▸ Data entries

┄┄┄┄┄┄

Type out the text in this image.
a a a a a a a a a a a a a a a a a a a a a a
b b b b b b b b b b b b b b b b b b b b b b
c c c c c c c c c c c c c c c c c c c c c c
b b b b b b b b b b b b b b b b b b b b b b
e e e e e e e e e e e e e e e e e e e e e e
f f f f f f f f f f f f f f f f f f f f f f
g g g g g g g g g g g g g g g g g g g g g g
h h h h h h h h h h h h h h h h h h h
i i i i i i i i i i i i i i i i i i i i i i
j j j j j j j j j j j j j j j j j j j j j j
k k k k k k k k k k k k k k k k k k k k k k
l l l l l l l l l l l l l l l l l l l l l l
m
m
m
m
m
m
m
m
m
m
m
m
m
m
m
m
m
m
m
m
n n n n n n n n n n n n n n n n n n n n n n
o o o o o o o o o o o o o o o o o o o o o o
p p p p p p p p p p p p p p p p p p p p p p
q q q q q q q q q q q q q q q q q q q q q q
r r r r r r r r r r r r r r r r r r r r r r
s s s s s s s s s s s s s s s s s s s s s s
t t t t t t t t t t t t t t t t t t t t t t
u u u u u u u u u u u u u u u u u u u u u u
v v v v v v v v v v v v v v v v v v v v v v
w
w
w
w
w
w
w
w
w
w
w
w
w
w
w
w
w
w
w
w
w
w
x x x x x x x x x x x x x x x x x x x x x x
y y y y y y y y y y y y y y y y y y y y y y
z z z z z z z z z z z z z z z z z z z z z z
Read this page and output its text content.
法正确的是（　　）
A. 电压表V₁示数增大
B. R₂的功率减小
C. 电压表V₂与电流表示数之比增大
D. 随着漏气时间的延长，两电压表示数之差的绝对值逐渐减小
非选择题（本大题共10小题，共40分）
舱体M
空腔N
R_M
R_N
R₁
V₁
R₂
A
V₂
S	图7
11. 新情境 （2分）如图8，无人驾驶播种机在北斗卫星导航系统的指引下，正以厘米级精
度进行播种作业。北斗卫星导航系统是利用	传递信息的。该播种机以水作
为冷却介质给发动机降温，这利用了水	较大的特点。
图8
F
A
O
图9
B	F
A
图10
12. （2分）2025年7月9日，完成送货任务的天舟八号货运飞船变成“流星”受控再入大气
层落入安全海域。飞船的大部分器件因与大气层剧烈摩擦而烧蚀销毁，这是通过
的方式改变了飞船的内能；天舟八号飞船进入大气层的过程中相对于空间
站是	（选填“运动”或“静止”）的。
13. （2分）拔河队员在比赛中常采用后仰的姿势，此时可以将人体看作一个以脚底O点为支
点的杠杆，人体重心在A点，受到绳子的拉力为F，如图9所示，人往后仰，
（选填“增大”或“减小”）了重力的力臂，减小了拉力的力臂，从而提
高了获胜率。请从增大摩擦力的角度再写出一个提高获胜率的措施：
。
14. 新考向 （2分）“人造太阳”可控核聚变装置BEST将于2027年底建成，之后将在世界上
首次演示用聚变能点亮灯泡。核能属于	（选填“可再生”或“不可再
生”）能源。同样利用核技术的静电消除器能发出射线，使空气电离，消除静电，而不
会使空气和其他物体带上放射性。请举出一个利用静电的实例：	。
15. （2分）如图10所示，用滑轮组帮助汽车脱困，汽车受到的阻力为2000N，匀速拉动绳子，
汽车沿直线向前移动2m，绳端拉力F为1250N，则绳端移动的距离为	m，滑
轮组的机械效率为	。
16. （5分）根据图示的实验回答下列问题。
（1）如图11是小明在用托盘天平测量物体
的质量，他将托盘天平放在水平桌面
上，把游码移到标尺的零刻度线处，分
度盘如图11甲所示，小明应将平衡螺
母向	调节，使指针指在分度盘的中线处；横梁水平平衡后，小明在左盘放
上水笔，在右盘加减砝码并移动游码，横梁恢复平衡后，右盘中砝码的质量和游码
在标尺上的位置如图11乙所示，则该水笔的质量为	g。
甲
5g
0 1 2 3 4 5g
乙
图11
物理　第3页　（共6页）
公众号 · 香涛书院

┄┄┄┄┄┄

▸ GIVEN EXERCISE
Reproduce every record, matching each line exactly.

▸ TASK ANSWER
Type out the text in this image.
a a a a a a a a a a a a a a a a a a a a a a
b b b b b b b b b b b b b b b b b b b b b b
c c c c c c c c c c c c c c c c c c c c c c
b b b b b b b b b b b b b b b b b b b b b b
e e e e e e e e e e e e e e e e e e e e e e
f f f f f f f f f f f f f f f f f f f f f f
g g g g g g g g g g g g g g g g g g g g g g
h h h h h h h h h h h h h h h h h h h
i i i i i i i i i i i i i i i i i i i i i i
j j j j j j j j j j j j j j j j j j j j j j
k k k k k k k k k k k k k k k k k k k k k k
l l l l l l l l l l l l l l l l l l l l l l
m
m
m
m
m
m
m
m
m
m
m
m
m
m
m
m
m
m
m
m
n n n n n n n n n n n n n n n n n n n n n n
o o o o o o o o o o o o o o o o o o o o o o
p p p p p p p p p p p p p p p p p p p p p p
q q q q q q q q q q q q q q q q q q q q q q
r r r r r r r r r r r r r r r r r r r r r r
s s s s s s s s s s s s s s s s s s s s s s
t t t t t t t t t t t t t t t t t t t t t t
u u u u u u u u u u u u u u u u u u u u u u
v v v v v v v v v v v v v v v v v v v v v v
w
w
w
w
w
w
w
w
w
w
w
w
w
w
w
w
w
w
w
w
w
w
x x x x x x x x x x x x x x x x x x x x x x
y y y y y y y y y y y y y y y y y y y y y y
z z z z z z z z z z z z z z z z z z z z z z
Read this page and output its text content.
法正确的是（　　）
A. 电压表V₁示数增大
B. R₂的功率减小
C. 电压表V₂与电流表示数之比增大
D. 随着漏气时间的延长，两电压表示数之差的绝对值逐渐减小
非选择题（本大题共10小题，共40分）
舱体M
空腔N
R_M
R_N
R₁
V₁
R₂
A
V₂
S	图7
11. 新情境 （2分）如图8，无人驾驶播种机在北斗卫星导航系统的指引下，正以厘米级精
度进行播种作业。北斗卫星导航系统是利用	传递信息的。该播种机以水作
为冷却介质给发动机降温，这利用了水	较大的特点。
图8
F
A
O
图9
B	F
A
图10
12. （2分）2025年7月9日，完成送货任务的天舟八号货运飞船变成“流星”受控再入大气
层落入安全海域。飞船的大部分器件因与大气层剧烈摩擦而烧蚀销毁，这是通过
的方式改变了飞船的内能；天舟八号飞船进入大气层的过程中相对于空间
站是	（选填“运动”或“静止”）的。
13. （2分）拔河队员在比赛中常采用后仰的姿势，此时可以将人体看作一个以脚底O点为支
点的杠杆，人体重心在A点，受到绳子的拉力为F，如图9所示，人往后仰，
（选填“增大”或“减小”）了重力的力臂，减小了拉力的力臂，从而提
高了获胜率。请从增大摩擦力的角度再写出一个提高获胜率的措施：
。
14. 新考向 （2分）“人造太阳”可控核聚变装置BEST将于2027年底建成，之后将在世界上
首次演示用聚变能点亮灯泡。核能属于	（选填“可再生”或“不可再
生”）能源。同样利用核技术的静电消除器能发出射线，使空气电离，消除静电，而不
会使空气和其他物体带上放射性。请举出一个利用静电的实例：	。
15. （2分）如图10所示，用滑轮组帮助汽车脱困，汽车受到的阻力为2000N，匀速拉动绳子，
汽车沿直线向前移动2m，绳端拉力F为1250N，则绳端移动的距离为	m，滑
轮组的机械效率为	。
16. （5分）根据图示的实验回答下列问题。
（1）如图11是小明在用托盘天平测量物体
的质量，他将托盘天平放在水平桌面
上，把游码移到标尺的零刻度线处，分
度盘如图11甲所示，小明应将平衡螺
母向	调节，使指针指在分度盘的中线处；横梁水平平衡后，小明在左盘放
上水笔，在右盘加减砝码并移动游码，横梁恢复平衡后，右盘中砝码的质量和游码
在标尺上的位置如图11乙所示，则该水笔的质量为	g。
甲
5g
0 1 2 3 4 5g
乙
图11
物理　第3页　（共6页）
公众号 · 香涛书院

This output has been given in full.